-- START --
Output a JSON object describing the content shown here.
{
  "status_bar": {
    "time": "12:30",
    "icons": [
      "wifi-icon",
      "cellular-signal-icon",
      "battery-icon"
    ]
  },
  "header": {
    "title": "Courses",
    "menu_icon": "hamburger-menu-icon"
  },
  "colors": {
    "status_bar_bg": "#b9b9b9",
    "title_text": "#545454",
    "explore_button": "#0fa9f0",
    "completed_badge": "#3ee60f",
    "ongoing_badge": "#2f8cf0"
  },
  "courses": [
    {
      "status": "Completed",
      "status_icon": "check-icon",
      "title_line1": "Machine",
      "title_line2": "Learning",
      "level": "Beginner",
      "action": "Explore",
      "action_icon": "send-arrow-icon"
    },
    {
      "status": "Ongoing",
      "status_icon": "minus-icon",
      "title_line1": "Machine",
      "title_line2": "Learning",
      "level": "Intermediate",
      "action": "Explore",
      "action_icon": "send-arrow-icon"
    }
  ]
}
-- END --
Your instructions: Copy each line above that contains the string "level".

The response:
      "level": "Beginner",
      "level": "Intermediate",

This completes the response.